* [PROVIDED RECORDS]
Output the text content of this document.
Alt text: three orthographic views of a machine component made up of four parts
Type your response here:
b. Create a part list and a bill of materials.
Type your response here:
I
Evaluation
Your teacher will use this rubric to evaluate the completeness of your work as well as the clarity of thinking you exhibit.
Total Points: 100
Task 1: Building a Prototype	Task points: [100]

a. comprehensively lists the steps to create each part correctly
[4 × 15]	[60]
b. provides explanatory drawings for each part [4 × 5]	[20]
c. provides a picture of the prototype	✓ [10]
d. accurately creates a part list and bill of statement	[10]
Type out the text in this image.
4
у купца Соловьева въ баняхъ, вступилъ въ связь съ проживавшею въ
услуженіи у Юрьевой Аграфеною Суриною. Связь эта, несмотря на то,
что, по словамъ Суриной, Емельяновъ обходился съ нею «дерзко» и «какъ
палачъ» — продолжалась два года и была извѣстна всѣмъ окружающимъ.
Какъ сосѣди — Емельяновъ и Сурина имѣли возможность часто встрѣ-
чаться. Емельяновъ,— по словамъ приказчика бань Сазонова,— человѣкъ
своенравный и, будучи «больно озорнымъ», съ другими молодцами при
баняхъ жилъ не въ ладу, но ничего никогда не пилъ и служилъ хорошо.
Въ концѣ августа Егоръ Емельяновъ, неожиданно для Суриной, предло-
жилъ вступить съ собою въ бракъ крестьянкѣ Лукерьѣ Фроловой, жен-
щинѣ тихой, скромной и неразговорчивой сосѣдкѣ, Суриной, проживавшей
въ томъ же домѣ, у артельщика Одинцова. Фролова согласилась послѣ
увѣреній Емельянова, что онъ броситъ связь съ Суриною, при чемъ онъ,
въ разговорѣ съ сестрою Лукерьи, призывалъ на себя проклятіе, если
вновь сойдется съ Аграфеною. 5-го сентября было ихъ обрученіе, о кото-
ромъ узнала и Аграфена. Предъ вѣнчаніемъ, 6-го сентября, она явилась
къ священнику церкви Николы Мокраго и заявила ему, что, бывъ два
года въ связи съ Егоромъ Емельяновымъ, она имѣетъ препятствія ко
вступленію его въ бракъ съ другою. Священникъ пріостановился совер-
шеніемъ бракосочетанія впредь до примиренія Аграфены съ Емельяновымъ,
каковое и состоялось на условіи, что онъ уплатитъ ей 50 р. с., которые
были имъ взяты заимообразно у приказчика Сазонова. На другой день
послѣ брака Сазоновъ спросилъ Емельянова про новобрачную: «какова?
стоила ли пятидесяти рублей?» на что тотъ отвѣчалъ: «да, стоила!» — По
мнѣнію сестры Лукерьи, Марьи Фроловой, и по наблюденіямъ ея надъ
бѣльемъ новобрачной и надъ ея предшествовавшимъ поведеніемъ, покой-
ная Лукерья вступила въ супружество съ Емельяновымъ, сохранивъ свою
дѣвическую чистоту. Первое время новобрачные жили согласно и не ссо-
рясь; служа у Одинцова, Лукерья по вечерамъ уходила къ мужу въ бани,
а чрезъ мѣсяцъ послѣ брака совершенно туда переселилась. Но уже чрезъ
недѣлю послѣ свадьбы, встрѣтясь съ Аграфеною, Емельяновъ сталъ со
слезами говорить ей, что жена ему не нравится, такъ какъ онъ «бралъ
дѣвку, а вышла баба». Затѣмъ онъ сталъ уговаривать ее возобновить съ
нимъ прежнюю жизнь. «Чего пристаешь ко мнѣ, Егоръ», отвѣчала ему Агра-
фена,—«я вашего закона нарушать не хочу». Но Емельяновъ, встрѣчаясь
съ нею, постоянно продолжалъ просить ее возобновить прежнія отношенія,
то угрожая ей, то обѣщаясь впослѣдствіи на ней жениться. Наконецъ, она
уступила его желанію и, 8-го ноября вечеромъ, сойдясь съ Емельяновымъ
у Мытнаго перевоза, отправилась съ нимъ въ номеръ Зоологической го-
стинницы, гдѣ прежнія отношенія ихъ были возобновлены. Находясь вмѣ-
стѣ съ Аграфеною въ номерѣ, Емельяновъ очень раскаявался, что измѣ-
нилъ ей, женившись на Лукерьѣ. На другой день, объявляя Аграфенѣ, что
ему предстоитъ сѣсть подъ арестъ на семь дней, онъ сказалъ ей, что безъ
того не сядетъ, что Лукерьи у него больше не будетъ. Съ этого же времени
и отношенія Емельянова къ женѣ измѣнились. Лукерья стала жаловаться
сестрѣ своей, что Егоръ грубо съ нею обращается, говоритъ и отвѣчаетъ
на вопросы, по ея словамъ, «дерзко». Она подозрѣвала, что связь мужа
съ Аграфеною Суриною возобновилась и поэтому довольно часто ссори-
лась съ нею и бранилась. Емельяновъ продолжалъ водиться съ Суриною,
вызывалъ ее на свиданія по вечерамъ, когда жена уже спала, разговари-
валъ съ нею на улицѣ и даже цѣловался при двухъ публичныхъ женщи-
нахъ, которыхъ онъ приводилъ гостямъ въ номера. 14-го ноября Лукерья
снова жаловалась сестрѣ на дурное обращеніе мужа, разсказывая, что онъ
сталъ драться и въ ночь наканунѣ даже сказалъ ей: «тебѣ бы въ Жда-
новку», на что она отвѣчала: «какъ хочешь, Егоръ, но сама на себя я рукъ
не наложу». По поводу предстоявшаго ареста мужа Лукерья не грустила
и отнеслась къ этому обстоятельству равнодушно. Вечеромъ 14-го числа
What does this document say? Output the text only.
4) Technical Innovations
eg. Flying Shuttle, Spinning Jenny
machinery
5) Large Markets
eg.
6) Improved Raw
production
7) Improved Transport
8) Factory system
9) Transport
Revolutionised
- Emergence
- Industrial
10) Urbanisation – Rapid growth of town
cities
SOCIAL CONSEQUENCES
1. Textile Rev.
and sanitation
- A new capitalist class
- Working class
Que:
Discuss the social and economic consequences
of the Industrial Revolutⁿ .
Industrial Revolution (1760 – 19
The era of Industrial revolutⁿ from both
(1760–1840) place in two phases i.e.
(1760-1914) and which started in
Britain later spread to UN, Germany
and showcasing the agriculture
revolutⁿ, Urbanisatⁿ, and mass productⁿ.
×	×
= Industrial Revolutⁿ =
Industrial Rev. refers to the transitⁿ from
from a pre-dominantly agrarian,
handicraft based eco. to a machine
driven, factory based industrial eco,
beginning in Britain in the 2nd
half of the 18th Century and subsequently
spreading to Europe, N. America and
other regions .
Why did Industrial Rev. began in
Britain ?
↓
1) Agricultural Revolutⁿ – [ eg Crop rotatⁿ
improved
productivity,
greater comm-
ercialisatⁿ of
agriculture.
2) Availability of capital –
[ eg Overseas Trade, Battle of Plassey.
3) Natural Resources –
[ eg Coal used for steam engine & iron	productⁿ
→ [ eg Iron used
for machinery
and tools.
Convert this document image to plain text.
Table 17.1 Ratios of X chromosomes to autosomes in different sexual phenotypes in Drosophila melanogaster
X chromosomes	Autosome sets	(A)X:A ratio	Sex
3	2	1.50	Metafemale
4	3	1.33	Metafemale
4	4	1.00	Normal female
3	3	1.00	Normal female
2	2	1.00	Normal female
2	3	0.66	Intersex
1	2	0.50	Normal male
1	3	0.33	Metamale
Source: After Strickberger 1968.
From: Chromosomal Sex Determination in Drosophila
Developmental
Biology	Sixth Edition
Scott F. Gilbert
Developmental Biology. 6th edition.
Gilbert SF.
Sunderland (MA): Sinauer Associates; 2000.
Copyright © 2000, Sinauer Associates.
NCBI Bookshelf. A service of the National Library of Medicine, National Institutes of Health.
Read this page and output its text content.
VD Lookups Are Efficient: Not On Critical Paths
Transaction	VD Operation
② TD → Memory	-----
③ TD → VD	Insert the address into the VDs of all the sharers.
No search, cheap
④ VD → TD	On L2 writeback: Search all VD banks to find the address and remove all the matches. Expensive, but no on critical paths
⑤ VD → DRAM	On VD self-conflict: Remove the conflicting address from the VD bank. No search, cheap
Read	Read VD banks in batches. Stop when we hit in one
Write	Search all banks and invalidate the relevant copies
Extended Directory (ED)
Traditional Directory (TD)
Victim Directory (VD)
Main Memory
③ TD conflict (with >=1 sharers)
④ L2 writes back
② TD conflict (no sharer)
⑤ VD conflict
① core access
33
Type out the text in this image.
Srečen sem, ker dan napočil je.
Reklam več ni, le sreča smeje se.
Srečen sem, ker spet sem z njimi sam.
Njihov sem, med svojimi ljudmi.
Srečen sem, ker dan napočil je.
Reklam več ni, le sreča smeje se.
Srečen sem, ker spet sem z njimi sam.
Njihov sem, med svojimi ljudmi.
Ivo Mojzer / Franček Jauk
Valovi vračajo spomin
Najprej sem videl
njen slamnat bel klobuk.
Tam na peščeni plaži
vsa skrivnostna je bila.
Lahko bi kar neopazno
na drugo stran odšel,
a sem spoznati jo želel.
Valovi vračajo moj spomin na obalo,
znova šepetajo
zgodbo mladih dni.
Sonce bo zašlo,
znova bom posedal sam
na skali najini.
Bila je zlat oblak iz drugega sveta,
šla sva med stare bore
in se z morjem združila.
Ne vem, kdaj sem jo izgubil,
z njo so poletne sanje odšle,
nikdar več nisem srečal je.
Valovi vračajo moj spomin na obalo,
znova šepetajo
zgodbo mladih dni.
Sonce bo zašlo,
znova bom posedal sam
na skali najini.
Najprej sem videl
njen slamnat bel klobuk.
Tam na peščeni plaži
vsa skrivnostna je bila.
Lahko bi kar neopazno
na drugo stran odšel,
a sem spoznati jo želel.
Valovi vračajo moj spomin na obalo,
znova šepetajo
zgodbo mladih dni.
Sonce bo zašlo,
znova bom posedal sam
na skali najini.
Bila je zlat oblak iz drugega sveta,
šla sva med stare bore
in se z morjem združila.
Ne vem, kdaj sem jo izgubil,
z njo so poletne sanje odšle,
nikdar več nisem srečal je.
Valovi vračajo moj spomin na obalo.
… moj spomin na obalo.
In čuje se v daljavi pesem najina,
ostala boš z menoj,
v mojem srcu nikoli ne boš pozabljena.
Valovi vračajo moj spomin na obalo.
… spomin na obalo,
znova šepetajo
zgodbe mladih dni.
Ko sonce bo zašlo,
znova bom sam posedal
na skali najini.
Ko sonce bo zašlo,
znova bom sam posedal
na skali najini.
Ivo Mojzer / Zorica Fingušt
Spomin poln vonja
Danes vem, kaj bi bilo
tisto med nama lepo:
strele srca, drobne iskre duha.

* [TASK DIRECTIONS] Check each line of the entries above, and show every one holding the word "Суриною".

* [TASK RESULT]
услуженіи у Юрьевой Аграфеною Суриною. Связь эта, несмотря на то,
увѣреній Емельянова, что онъ броситъ связь съ Суриною, при чемъ онъ,
съ Аграфеною Суриною возобновилась и поэтому довольно часто ссори-
лась съ нею и бранилась. Емельяновъ продолжалъ водиться съ Суриною,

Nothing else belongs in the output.